→ What you need to do
Exactly as they appear, output all of the records. Skip any images.

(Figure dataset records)
= = = = = = =

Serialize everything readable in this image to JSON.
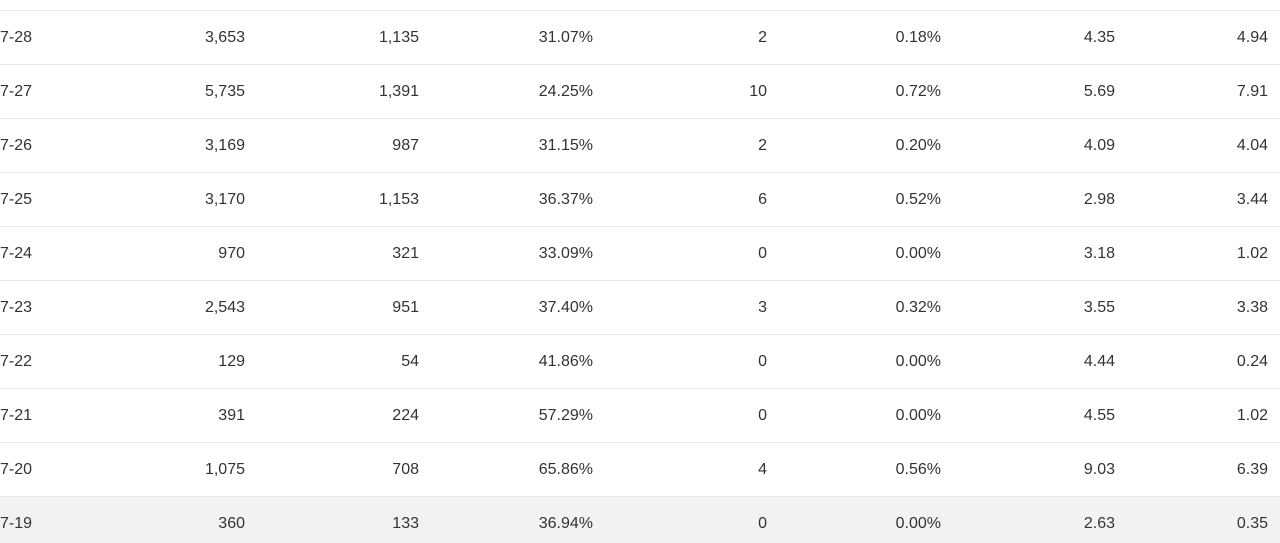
{
  "table": {
    "rows": [
      {
        "date": "7-28",
        "c1": "3,653",
        "c2": "1,135",
        "c3": "31.07%",
        "c4": "2",
        "c5": "0.18%",
        "c6": "4.35",
        "c7": "4.94"
      },
      {
        "date": "7-27",
        "c1": "5,735",
        "c2": "1,391",
        "c3": "24.25%",
        "c4": "10",
        "c5": "0.72%",
        "c6": "5.69",
        "c7": "7.91"
      },
      {
        "date": "7-26",
        "c1": "3,169",
        "c2": "987",
        "c3": "31.15%",
        "c4": "2",
        "c5": "0.20%",
        "c6": "4.09",
        "c7": "4.04"
      },
      {
        "date": "7-25",
        "c1": "3,170",
        "c2": "1,153",
        "c3": "36.37%",
        "c4": "6",
        "c5": "0.52%",
        "c6": "2.98",
        "c7": "3.44"
      },
      {
        "date": "7-24",
        "c1": "970",
        "c2": "321",
        "c3": "33.09%",
        "c4": "0",
        "c5": "0.00%",
        "c6": "3.18",
        "c7": "1.02"
      },
      {
        "date": "7-23",
        "c1": "2,543",
        "c2": "951",
        "c3": "37.40%",
        "c4": "3",
        "c5": "0.32%",
        "c6": "3.55",
        "c7": "3.38"
      },
      {
        "date": "7-22",
        "c1": "129",
        "c2": "54",
        "c3": "41.86%",
        "c4": "0",
        "c5": "0.00%",
        "c6": "4.44",
        "c7": "0.24"
      },
      {
        "date": "7-21",
        "c1": "391",
        "c2": "224",
        "c3": "57.29%",
        "c4": "0",
        "c5": "0.00%",
        "c6": "4.55",
        "c7": "1.02"
      },
      {
        "date": "7-20",
        "c1": "1,075",
        "c2": "708",
        "c3": "65.86%",
        "c4": "4",
        "c5": "0.56%",
        "c6": "9.03",
        "c7": "6.39"
      },
      {
        "date": "7-19",
        "c1": "360",
        "c2": "133",
        "c3": "36.94%",
        "c4": "0",
        "c5": "0.00%",
        "c6": "2.63",
        "c7": "0.35"
      }
    ]
  }
}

= = = = = = =

→ Answer to this problem
Serialize everything readable in this image to JSON.
{
  "table": {
    "rows": [
      {
        "date": "7-28",
        "c1": "3,653",
        "c2": "1,135",
        "c3": "31.07%",
        "c4": "2",
        "c5": "0.18%",
        "c6": "4.35",
        "c7": "4.94"
      },
      {
        "date": "7-27",
        "c1": "5,735",
        "c2": "1,391",
        "c3": "24.25%",
        "c4": "10",
        "c5": "0.72%",
        "c6": "5.69",
        "c7": "7.91"
      },
      {
        "date": "7-26",
        "c1": "3,169",
        "c2": "987",
        "c3": "31.15%",
        "c4": "2",
        "c5": "0.20%",
        "c6": "4.09",
        "c7": "4.04"
      },
      {
        "date": "7-25",
        "c1": "3,170",
        "c2": "1,153",
        "c3": "36.37%",
        "c4": "6",
        "c5": "0.52%",
        "c6": "2.98",
        "c7": "3.44"
      },
      {
        "date": "7-24",
        "c1": "970",
        "c2": "321",
        "c3": "33.09%",
        "c4": "0",
        "c5": "0.00%",
        "c6": "3.18",
        "c7": "1.02"
      },
      {
        "date": "7-23",
        "c1": "2,543",
        "c2": "951",
        "c3": "37.40%",
        "c4": "3",
        "c5": "0.32%",
        "c6": "3.55",
        "c7": "3.38"
      },
      {
        "date": "7-22",
        "c1": "129",
        "c2": "54",
        "c3": "41.86%",
        "c4": "0",
        "c5": "0.00%",
        "c6": "4.44",
        "c7": "0.24"
      },
      {
        "date": "7-21",
        "c1": "391",
        "c2": "224",
        "c3": "57.29%",
        "c4": "0",
        "c5": "0.00%",
        "c6": "4.55",
        "c7": "1.02"
      },
      {
        "date": "7-20",
        "c1": "1,075",
        "c2": "708",
        "c3": "65.86%",
        "c4": "4",
        "c5": "0.56%",
        "c6": "9.03",
        "c7": "6.39"
      },
      {
        "date": "7-19",
        "c1": "360",
        "c2": "133",
        "c3": "36.94%",
        "c4": "0",
        "c5": "0.00%",
        "c6": "2.63",
        "c7": "0.35"
      }
    ]
  }
}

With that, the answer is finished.